Possibly because religion is just generally taken far less seriously in this country than in the States (something about which we should be extremely proud), and in particular has never yet been politically weaponised as it has in the USA, to the immense detriment of American political discourse.

I say ‘yet’; occasionally a British politician attempts to ‘do God’ but fortunately - and appropriately - this generally diminishes rather than enhances their credibility.

I can’t have been the only one who didn’t know whether to laugh or cry last month when our Prime Minister announced that her faith in God would help her find a way to implement Brexit.

Leaving aside the thought, as expressed by many on Twitter and elsewhere, that had Sadiq Khan cheerfully declared that his transport policy was being guided by the hand of Allah, this would have been greeted with hysterical consternation in the same tabloids which approvingly reported the PM’s statement, let’s just examine the actual meaning of what May said: that she was choosing to ignore the advice and opinions of the experts and economists who still warn that Brexit will bring turmoil and misery, and opting instead to be guided by the voices in her head. That might have worked for Luke Skywalker but it’s not something you really want to hear from the politician preparing to overhaul our constitution.

So it’s a much less religiously charged environment in which we operate in the UK and as such there’s rather less capital to be gained by whipping up fears of secular/non-Christian efforts to destroy or diminish Christmas, whether by trying to discourage the use of ‘Merry Christmas’ as a seasonal salutation or by other pernicious means. And, indeed, it’s harder to get such stories to gain traction in the first place.

But even over here, it’s a vexed question among the kind of liberals prone to self-examining themselves to a standstill at the best of times as to whether it’s appropriate to go around using what is, we’re told, a sectarian Christian greeting at this time of year (put a pin in that thought; I’ll return to it in a moment).

I think there’s a lot to be said for giving each other the benefit of the doubt here; most of my British Jewish friends tell me they don’t much mind being wished a Merry Christmas as long as they don’t feel there’s any intent to exclude or intimidate behind the phrase. My American Jewish friends on Twitter are slightly less ready to dismiss this notion, for reasons I’ve already alluded to.

And in fairness we Brits don’t really know what else to say; the American non-denominational alternative ‘Happy Holidays’ doesn’t really work for us as that’s not what ‘holidays’ means in this country.

To Limey ears, the word ‘holidays’ is inextricably associated with buckets and spades and sand in your socks. Only the kind of flashy Herberts who ‘winter’ in the Caribbean have holidays at this time of year as far as we’re concerned, and frankly, who cares what they call December 25.

So it’s either Merry Christmas, Seasons’ Greetings (which makes you sound like a Hallmark card) or awkward silence for us, I’m afraid. But here’s the thing: the word Christmas should not exclude or alienate non-Christians because (take the pin out of that thought) IT’S JUST A NAME.

Right now ‘Christmas’ is the name that most of the English-speaking word gives to The Big Midwinter Bash and it’s as good a name for it as any of the others it’s ever had.

#### JOBS:
a) In the passage on Christmas greetings, what did the Prime Minister say her faith in God would help her do?
b) Keep writing the passage on Christmas greetings, picking up after its final sentence.
The recorded data after this point is separate material and unrelated to the passage on Christmas greetings.

[Recorded data]
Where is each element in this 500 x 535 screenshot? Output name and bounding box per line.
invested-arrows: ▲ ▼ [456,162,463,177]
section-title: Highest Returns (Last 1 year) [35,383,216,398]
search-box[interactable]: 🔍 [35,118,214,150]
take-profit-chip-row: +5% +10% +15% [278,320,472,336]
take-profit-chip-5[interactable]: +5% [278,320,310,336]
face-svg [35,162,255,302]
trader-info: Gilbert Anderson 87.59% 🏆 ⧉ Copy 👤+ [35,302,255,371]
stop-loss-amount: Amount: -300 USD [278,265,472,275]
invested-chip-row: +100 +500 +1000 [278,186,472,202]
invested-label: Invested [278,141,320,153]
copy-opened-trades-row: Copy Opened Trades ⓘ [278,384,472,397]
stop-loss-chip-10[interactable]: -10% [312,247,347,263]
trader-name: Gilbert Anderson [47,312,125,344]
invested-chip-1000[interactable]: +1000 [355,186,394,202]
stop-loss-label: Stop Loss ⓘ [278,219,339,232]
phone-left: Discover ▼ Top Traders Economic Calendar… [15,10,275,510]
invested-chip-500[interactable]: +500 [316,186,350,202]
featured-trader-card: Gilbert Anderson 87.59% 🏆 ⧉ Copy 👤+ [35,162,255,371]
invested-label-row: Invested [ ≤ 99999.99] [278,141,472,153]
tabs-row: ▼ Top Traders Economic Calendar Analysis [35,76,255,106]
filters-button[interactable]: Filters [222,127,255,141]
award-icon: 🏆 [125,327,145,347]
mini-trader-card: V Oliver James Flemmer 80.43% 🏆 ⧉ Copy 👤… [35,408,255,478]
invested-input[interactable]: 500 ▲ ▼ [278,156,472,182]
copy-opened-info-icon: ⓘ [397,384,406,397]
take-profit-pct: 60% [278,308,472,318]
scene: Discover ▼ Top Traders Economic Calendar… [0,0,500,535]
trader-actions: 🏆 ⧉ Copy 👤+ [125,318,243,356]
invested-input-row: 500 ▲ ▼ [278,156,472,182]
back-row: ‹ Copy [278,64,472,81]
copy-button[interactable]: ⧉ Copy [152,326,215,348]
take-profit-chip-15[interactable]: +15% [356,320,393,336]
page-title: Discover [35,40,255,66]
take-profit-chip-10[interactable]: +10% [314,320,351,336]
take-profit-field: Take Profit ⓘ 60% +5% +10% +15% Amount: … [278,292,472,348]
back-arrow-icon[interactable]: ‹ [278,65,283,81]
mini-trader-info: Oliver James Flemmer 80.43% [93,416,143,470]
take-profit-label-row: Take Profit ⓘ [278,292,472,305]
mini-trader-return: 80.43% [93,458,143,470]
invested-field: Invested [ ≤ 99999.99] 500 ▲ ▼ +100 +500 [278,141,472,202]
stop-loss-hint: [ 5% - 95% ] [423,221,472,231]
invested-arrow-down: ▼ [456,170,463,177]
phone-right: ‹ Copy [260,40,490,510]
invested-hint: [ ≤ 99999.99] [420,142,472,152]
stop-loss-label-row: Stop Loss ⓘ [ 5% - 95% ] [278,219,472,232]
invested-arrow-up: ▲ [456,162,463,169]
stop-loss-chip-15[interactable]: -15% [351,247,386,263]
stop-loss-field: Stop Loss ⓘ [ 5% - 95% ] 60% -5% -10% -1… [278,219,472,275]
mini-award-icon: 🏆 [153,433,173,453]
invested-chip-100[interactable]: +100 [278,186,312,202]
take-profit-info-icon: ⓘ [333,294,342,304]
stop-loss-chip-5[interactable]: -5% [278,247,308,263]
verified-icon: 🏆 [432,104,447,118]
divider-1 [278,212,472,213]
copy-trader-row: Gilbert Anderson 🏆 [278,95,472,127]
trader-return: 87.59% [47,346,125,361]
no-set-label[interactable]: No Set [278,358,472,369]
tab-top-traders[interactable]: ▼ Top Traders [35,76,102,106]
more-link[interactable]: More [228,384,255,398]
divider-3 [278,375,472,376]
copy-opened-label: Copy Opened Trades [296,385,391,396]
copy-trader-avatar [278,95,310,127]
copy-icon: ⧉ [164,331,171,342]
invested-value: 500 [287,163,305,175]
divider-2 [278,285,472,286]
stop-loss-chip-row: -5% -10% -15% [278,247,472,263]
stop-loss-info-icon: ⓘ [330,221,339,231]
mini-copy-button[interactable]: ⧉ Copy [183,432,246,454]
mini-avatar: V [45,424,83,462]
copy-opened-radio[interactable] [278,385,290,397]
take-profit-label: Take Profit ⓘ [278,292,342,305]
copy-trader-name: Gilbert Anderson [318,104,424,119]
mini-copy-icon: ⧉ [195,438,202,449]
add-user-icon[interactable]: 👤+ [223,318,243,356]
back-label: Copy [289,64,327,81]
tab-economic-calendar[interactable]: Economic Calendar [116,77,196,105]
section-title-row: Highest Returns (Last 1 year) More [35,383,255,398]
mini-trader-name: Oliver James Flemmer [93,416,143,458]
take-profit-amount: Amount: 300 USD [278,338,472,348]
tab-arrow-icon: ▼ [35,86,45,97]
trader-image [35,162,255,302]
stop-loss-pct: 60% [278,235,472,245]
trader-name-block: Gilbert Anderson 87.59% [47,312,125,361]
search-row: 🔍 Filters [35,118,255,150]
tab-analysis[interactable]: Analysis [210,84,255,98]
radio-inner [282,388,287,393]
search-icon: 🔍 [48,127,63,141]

#### TASK-BY-TASK ANSWERS:
a) Find a way to implement Brexit.

b)
But The Winter Solstice Knees-Up had already been a thing for centuries before the medieval church co-opted it as Jesus’s birthday, and, I dare say, should Christ ever go the way of the other 3,000 or so gods nobody worships any more it will continue to be a thing for centuries thereafter.

But just calling it CHRISTmas doesn’t make it all about Christ. Not unless you want it to be. It’s just a name. The Romans called it The Festival of the Birth of the Unconquered Sun which is quite my favourite name, and if it didn’t take about a minute and a half to wish someone a Merry one I’d be using that name all the time.

Speaking of the Romans; it’s worth noticing that pretty much everybody is content to use the standard names for the months of the year without getting stressed about the fact that these are the names the Romans gave them to honour their gods and deified emperors. If the name ‘Christmas’ makes December 25 a quintessentially and uniquely Christian affair, then should we not spend the whole of next month making sacrificial offerings to the Two-Faced God Janus?

Simply put: if only Christians can use the word Christmas, only Vikings can use the word Thursday.

In any event, my feelings on religion in general are fairly well documented and I LOVE Christmas. Always have. It was my favourite time of the year as a kid and even more so now I’m a dad. I’m going to have the best Christmas I can – and those of you who celebrate it, I hope you do the same. God knows we’ve earned it after this year.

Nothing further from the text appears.